» Task objective: Retype each entry below exactly as it stands.

[Data items]
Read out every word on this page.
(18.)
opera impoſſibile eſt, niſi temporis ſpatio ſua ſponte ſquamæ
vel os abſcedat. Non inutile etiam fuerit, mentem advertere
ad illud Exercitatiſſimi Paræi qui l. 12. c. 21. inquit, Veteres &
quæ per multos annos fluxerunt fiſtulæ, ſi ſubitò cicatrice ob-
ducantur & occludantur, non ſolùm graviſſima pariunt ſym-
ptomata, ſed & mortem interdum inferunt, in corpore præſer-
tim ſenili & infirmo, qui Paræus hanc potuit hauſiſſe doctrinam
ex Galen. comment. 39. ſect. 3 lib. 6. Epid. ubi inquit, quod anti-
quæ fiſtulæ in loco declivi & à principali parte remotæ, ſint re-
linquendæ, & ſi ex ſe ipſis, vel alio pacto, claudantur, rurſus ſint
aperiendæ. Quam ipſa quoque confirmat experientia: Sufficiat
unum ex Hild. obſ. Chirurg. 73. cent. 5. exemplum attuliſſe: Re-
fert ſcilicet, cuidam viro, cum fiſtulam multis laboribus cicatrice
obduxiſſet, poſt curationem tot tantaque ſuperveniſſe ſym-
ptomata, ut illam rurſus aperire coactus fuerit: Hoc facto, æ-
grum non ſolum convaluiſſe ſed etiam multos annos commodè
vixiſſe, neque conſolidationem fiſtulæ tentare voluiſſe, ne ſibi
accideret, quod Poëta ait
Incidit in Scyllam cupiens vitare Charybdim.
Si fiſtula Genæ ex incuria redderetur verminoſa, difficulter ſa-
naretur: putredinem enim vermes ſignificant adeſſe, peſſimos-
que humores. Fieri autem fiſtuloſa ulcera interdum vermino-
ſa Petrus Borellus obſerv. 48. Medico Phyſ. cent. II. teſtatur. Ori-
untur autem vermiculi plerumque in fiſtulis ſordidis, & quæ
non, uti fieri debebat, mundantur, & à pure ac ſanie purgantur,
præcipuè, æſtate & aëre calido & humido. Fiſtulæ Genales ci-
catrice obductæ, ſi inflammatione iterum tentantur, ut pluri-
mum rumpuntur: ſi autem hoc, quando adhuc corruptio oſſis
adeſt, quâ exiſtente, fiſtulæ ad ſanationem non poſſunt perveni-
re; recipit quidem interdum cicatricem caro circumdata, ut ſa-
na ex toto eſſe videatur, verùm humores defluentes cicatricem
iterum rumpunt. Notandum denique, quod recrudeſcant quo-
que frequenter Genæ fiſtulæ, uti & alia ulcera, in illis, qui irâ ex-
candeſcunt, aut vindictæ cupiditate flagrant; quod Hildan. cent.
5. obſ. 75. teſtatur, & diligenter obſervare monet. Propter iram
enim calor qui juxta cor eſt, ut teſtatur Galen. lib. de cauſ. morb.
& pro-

» Written solution:
Read out every word on this page.
(18.)
opera impoſſibile eſt, niſi temporis ſpatio ſua ſponte ſquamæ
vel os abſcedat. Non inutile etiam fuerit, mentem advertere
ad illud Exercitatiſſimi Paræi qui l. 12. c. 21. inquit, Veteres &
quæ per multos annos fluxerunt fiſtulæ, ſi ſubitò cicatrice ob-
ducantur & occludantur, non ſolùm graviſſima pariunt ſym-
ptomata, ſed & mortem interdum inferunt, in corpore præſer-
tim ſenili & infirmo, qui Paræus hanc potuit hauſiſſe doctrinam
ex Galen. comment. 39. ſect. 3 lib. 6. Epid. ubi inquit, quod anti-
quæ fiſtulæ in loco declivi & à principali parte remotæ, ſint re-
linquendæ, & ſi ex ſe ipſis, vel alio pacto, claudantur, rurſus ſint
aperiendæ. Quam ipſa quoque confirmat experientia: Sufficiat
unum ex Hild. obſ. Chirurg. 73. cent. 5. exemplum attuliſſe: Re-
fert ſcilicet, cuidam viro, cum fiſtulam multis laboribus cicatrice
obduxiſſet, poſt curationem tot tantaque ſuperveniſſe ſym-
ptomata, ut illam rurſus aperire coactus fuerit: Hoc facto, æ-
grum non ſolum convaluiſſe ſed etiam multos annos commodè
vixiſſe, neque conſolidationem fiſtulæ tentare voluiſſe, ne ſibi
accideret, quod Poëta ait
Incidit in Scyllam cupiens vitare Charybdim.
Si fiſtula Genæ ex incuria redderetur verminoſa, difficulter ſa-
naretur: putredinem enim vermes ſignificant adeſſe, peſſimos-
que humores. Fieri autem fiſtuloſa ulcera interdum vermino-
ſa Petrus Borellus obſerv. 48. Medico Phyſ. cent. II. teſtatur. Ori-
untur autem vermiculi plerumque in fiſtulis ſordidis, & quæ
non, uti fieri debebat, mundantur, & à pure ac ſanie purgantur,
præcipuè, æſtate & aëre calido & humido. Fiſtulæ Genales ci-
catrice obductæ, ſi inflammatione iterum tentantur, ut pluri-
mum rumpuntur: ſi autem hoc, quando adhuc corruptio oſſis
adeſt, quâ exiſtente, fiſtulæ ad ſanationem non poſſunt perveni-
re; recipit quidem interdum cicatricem caro circumdata, ut ſa-
na ex toto eſſe videatur, verùm humores defluentes cicatricem
iterum rumpunt. Notandum denique, quod recrudeſcant quo-
que frequenter Genæ fiſtulæ, uti & alia ulcera, in illis, qui irâ ex-
candeſcunt, aut vindictæ cupiditate flagrant; quod Hildan. cent.
5. obſ. 75. teſtatur, & diligenter obſervare monet. Propter iram
enim calor qui juxta cor eſt, ut teſtatur Galen. lib. de cauſ. morb.
& pro-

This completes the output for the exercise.